* Directions: Filter this data down to the lines that hold "Index", and copy them.
--- Begin Data records ---
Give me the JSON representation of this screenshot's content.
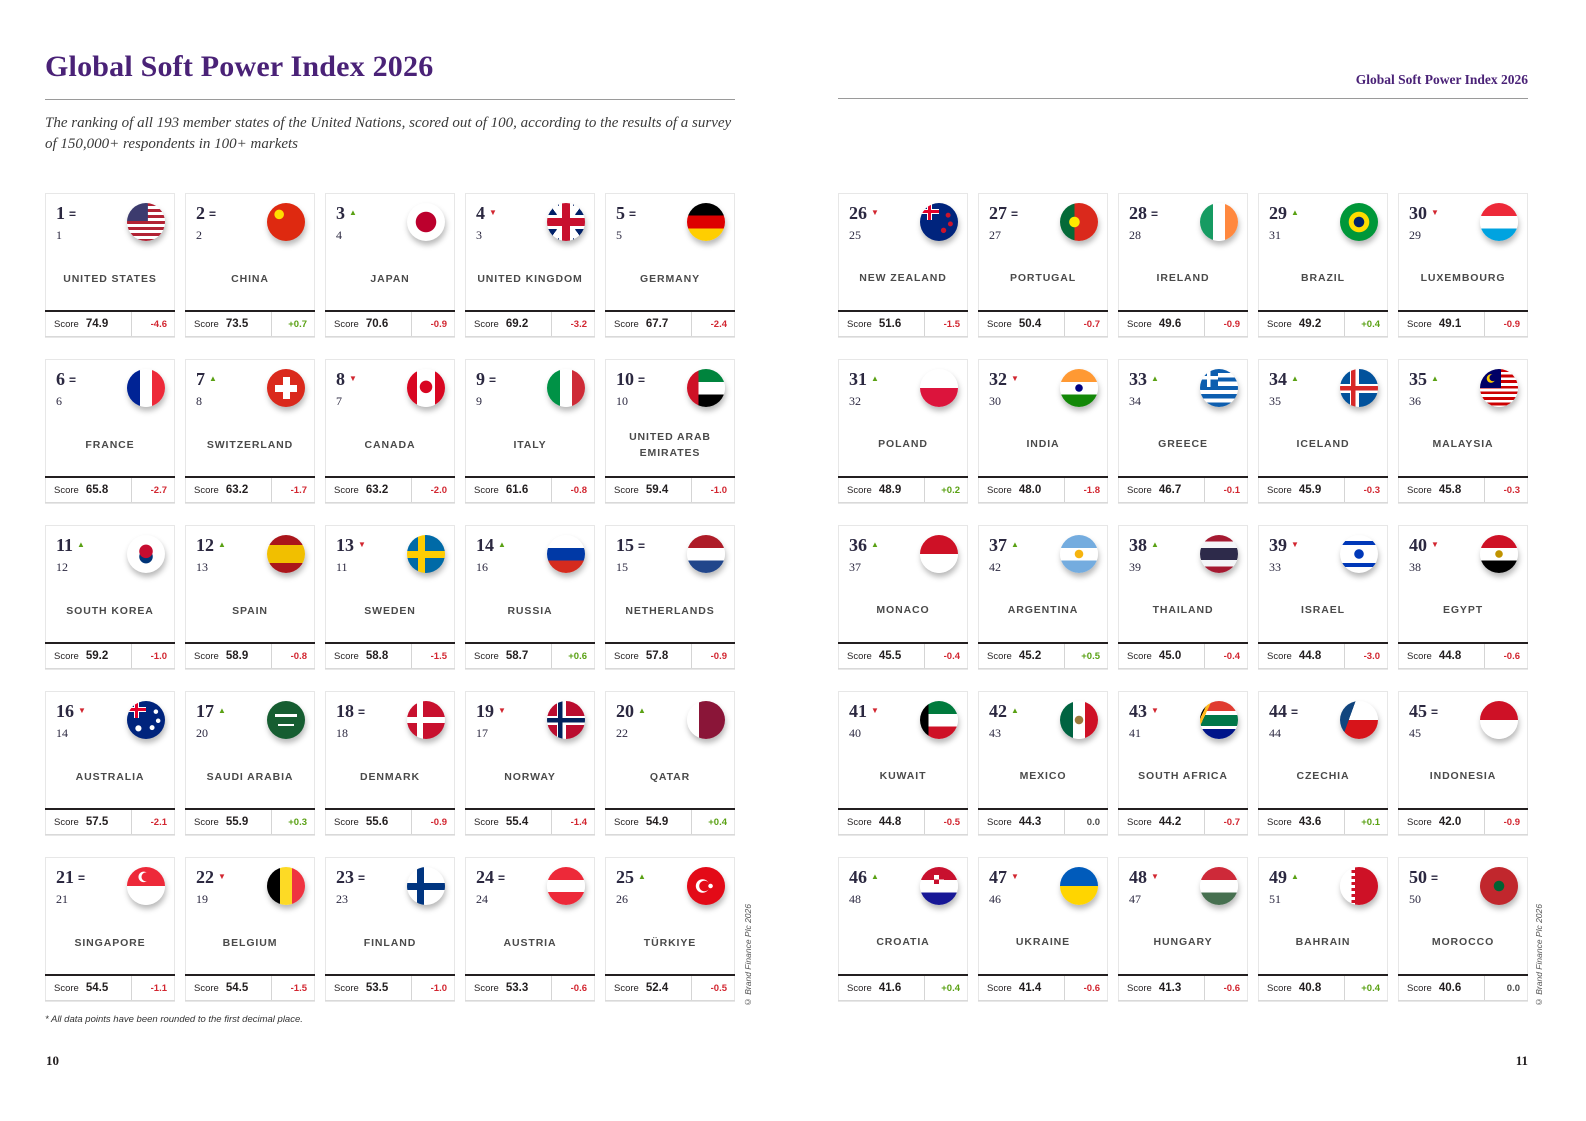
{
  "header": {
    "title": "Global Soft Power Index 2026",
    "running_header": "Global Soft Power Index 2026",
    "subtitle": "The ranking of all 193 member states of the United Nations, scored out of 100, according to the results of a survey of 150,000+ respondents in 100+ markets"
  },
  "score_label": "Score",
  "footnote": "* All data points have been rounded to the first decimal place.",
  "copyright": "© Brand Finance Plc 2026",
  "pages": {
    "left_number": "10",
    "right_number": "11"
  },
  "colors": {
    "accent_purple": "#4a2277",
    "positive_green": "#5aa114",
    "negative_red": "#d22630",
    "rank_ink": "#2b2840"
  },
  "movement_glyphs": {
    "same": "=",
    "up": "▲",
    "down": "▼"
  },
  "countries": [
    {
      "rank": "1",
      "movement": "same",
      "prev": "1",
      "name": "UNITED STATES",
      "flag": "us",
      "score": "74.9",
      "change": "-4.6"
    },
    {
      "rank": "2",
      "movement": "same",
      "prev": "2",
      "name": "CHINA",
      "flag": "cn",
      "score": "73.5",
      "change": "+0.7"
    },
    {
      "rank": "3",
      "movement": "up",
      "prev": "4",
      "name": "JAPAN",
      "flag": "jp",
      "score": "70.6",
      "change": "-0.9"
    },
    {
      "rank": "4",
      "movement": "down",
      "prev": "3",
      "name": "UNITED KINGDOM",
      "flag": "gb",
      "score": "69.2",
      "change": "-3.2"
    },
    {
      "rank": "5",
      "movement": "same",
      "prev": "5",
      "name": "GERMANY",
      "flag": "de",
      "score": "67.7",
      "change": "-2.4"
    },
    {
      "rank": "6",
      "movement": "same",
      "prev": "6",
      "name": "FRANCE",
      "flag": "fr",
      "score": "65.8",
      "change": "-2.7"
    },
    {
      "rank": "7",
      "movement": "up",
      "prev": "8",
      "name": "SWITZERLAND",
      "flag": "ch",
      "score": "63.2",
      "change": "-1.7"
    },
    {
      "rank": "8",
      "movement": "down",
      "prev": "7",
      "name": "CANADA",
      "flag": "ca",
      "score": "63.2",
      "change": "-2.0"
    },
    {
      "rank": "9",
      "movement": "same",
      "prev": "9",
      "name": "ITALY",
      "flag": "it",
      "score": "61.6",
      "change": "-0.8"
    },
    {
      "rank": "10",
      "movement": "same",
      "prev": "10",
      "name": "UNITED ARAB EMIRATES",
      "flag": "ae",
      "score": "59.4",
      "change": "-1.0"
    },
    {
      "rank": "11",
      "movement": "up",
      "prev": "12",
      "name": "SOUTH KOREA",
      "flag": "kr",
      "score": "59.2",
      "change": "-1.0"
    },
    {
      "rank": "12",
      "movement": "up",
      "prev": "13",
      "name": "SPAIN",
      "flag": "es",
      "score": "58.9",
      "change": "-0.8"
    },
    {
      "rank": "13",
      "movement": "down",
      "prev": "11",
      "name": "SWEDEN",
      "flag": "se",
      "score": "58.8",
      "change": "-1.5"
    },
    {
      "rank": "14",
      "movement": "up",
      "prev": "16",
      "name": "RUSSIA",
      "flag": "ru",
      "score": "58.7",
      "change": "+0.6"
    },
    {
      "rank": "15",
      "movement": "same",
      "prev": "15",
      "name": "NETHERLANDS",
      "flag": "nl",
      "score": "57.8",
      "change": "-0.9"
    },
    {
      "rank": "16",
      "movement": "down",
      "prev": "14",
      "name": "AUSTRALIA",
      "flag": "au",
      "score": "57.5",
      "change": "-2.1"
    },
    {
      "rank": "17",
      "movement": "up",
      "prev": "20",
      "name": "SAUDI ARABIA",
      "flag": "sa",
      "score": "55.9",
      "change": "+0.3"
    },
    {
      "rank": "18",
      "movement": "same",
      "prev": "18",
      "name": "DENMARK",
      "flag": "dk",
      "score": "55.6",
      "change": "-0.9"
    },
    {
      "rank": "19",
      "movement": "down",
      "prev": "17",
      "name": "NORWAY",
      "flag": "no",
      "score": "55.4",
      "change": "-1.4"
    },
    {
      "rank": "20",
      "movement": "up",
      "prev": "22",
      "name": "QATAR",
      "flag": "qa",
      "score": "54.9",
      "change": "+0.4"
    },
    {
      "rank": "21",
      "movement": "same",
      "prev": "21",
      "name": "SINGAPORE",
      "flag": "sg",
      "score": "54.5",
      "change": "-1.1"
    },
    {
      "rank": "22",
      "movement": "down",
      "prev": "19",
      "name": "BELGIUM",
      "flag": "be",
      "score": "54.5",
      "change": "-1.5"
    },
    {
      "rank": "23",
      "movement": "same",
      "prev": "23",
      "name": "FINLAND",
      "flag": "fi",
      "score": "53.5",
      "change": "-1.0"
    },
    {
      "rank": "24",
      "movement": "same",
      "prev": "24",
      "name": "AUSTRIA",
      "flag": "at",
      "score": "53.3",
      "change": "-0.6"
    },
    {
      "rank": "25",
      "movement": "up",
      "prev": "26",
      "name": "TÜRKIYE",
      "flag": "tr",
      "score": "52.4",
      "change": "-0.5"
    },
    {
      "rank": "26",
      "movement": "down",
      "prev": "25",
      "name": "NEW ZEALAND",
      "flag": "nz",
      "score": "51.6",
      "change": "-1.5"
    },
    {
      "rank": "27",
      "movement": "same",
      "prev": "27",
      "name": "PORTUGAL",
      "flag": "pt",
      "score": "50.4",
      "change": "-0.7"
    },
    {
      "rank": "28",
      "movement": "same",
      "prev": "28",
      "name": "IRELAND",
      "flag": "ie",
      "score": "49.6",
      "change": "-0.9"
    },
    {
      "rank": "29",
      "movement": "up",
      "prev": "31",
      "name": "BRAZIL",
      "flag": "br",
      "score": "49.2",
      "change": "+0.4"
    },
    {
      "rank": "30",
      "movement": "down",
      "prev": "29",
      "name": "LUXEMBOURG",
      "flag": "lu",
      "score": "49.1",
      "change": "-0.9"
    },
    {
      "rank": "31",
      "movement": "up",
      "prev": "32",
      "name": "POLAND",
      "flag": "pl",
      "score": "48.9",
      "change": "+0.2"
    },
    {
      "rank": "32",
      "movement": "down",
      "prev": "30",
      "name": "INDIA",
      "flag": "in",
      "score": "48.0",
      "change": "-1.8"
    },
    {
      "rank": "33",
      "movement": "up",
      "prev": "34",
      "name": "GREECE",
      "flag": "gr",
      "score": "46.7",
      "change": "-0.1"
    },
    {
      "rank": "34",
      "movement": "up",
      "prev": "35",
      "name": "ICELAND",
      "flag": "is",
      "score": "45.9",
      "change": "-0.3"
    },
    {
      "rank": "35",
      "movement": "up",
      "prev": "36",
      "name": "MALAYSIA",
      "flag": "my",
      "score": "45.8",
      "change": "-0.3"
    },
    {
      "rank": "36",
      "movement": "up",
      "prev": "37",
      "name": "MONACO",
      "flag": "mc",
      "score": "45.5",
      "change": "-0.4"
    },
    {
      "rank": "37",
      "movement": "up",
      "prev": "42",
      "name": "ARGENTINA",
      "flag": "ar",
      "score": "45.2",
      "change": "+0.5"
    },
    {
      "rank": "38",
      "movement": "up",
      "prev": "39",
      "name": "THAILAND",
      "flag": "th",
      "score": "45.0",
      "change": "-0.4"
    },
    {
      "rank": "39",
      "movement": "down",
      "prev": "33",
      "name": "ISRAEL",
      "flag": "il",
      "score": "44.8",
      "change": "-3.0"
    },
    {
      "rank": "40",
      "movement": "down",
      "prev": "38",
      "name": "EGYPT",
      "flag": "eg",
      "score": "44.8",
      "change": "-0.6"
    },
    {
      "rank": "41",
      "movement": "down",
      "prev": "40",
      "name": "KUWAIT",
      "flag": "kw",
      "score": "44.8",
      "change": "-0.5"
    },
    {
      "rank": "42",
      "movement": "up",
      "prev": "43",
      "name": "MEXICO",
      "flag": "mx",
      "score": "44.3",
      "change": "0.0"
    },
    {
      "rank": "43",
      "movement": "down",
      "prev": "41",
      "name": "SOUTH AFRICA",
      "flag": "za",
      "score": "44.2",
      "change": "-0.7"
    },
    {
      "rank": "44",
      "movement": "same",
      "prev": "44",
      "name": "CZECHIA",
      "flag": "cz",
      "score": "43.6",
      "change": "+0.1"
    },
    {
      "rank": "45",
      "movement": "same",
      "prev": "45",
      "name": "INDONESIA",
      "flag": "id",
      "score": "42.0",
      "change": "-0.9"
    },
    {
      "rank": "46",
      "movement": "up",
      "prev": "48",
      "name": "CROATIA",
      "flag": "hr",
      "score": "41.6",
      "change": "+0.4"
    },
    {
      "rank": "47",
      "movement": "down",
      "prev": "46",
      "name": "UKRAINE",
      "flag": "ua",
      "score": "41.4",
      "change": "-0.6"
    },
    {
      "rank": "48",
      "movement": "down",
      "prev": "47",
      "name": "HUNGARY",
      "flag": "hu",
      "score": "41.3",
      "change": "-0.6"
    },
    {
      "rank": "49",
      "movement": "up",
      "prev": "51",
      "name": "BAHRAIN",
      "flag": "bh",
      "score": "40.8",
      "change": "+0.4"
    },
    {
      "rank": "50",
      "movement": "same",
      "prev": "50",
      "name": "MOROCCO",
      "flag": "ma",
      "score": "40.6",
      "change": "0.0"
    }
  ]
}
--- End Data records ---
* The response:
    "title": "Global Soft Power Index 2026",
    "running_header": "Global Soft Power Index 2026",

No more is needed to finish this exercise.